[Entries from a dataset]
★ ★ ★ ★ ★

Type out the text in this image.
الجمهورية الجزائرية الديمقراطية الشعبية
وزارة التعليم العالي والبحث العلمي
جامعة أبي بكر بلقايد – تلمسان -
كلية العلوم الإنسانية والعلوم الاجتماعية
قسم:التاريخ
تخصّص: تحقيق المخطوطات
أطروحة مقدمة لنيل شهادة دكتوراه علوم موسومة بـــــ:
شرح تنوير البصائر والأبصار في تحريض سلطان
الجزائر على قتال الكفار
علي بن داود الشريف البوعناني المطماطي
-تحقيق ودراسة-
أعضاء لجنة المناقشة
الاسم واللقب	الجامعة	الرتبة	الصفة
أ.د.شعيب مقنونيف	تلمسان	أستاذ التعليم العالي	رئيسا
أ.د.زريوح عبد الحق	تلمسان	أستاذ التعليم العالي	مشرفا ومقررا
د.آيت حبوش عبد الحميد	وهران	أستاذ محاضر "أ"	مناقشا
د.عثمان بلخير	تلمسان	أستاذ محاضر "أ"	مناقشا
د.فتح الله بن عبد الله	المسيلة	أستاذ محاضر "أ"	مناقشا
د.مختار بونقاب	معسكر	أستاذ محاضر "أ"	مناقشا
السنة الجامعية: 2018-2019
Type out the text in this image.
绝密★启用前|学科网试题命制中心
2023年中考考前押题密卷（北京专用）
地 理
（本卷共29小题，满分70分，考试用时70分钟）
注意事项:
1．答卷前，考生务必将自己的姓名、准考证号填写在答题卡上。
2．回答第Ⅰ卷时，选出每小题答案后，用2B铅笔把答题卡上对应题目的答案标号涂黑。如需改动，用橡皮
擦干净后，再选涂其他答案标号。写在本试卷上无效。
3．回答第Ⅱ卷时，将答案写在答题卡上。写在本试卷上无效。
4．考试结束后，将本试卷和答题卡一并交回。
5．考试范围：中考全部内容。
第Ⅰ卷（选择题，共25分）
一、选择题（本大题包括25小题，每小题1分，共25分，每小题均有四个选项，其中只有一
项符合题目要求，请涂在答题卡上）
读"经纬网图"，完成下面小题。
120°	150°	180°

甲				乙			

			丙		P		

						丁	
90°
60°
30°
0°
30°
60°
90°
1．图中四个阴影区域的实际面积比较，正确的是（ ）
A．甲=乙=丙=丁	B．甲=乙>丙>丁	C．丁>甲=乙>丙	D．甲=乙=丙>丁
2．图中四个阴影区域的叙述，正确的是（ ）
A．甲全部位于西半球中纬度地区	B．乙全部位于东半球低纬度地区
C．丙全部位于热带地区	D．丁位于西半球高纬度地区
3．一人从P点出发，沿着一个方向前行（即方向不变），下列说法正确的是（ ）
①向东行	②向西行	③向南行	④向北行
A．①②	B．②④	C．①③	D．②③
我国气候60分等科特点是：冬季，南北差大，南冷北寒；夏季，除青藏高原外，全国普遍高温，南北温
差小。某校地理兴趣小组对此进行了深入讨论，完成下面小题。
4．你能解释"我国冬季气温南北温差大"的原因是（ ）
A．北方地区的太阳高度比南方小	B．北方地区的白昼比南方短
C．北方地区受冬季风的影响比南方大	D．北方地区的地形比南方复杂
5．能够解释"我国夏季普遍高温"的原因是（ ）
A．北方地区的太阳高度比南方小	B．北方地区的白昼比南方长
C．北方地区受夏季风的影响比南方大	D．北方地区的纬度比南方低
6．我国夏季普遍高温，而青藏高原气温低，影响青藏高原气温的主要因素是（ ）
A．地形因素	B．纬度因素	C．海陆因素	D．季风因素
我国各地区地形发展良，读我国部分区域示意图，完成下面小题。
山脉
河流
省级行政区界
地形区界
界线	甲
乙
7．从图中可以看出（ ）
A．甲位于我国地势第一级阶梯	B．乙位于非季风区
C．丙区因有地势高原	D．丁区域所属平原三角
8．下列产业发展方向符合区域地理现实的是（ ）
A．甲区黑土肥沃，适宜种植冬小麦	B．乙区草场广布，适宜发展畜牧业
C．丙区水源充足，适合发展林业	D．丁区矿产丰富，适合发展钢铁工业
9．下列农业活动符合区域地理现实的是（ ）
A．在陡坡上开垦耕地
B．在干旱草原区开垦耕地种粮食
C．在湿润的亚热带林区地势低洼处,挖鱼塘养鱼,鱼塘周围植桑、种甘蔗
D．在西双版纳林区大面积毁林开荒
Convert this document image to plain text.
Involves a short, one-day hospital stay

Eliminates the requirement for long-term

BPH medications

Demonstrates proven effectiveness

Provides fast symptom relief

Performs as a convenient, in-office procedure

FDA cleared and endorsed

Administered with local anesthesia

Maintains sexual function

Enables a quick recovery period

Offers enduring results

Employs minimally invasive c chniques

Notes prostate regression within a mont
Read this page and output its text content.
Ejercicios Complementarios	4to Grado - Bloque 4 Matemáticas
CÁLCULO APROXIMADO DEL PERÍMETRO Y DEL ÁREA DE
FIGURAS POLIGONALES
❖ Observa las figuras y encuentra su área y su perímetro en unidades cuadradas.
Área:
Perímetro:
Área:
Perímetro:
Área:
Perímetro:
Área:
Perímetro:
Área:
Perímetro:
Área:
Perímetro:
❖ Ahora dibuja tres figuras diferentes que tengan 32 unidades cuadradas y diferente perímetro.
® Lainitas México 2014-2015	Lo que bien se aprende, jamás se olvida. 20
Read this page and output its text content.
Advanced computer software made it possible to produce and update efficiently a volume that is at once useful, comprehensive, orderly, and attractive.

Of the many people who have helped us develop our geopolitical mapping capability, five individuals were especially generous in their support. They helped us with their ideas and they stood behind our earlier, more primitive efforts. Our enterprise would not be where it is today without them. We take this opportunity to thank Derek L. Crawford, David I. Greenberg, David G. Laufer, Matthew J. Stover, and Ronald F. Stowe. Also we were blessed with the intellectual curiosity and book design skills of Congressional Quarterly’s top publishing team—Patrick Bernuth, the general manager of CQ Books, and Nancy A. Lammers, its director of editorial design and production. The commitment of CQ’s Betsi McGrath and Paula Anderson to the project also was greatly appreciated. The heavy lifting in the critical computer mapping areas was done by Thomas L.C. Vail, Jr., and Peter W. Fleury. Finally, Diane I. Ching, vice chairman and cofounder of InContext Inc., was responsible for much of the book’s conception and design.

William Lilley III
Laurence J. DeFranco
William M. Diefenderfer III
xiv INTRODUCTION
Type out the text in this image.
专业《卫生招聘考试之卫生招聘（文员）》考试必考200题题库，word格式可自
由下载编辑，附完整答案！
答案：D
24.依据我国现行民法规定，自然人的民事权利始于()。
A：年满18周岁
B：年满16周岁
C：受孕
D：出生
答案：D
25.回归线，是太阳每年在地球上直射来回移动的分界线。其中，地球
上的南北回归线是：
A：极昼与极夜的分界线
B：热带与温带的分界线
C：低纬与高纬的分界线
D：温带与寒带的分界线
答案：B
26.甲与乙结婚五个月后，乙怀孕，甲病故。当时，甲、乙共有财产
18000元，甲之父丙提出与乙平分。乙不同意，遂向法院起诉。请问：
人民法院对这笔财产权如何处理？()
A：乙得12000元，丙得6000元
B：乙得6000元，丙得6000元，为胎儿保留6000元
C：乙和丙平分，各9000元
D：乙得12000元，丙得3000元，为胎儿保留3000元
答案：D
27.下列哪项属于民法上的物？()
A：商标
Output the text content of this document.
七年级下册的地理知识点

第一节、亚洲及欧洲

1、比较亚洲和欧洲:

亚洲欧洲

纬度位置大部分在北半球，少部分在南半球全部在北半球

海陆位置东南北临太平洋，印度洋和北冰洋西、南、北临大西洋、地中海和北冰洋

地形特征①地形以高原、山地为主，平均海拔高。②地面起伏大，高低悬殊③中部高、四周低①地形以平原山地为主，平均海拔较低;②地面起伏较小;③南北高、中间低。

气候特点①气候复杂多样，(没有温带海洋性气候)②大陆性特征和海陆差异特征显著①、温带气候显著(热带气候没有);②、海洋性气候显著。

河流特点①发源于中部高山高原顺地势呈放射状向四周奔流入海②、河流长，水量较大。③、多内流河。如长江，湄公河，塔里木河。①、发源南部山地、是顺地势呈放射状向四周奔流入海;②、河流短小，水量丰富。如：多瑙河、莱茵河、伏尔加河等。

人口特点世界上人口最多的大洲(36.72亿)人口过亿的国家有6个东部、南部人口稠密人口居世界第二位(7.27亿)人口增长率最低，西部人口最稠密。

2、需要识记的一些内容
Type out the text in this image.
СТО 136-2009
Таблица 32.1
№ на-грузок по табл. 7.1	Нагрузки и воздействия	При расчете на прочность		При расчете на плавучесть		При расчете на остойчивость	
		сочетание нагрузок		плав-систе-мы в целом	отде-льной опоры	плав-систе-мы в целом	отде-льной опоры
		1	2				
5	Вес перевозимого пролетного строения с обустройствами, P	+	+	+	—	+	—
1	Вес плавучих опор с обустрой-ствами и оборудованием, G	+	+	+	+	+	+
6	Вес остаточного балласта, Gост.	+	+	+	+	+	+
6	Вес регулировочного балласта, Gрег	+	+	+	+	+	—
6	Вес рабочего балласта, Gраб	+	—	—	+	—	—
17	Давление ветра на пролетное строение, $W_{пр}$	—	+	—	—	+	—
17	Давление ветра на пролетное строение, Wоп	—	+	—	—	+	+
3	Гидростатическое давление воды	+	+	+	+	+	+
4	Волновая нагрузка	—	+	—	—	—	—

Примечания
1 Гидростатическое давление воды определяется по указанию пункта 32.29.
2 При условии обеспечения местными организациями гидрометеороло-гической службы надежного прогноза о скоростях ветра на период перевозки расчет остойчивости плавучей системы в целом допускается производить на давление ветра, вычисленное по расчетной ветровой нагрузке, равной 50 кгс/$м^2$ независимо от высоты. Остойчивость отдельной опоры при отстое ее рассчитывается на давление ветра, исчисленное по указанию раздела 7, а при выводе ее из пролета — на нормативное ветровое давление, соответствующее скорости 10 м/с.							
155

★ ★ ★ ★ ★

The exercise → Each line that holds the word "أستاذ" is to be copied.

Expected answer →
أ.د.شعيب مقنونيف	تلمسان	أستاذ التعليم العالي	رئيسا
أ.د.زريوح عبد الحق	تلمسان	أستاذ التعليم العالي	مشرفا ومقررا
د.آيت حبوش عبد الحميد	وهران	أستاذ محاضر "أ"	مناقشا
د.عثمان بلخير	تلمسان	أستاذ محاضر "أ"	مناقشا
د.فتح الله بن عبد الله	المسيلة	أستاذ محاضر "أ"	مناقشا
د.مختار بونقاب	معسكر	أستاذ محاضر "أ"	مناقشا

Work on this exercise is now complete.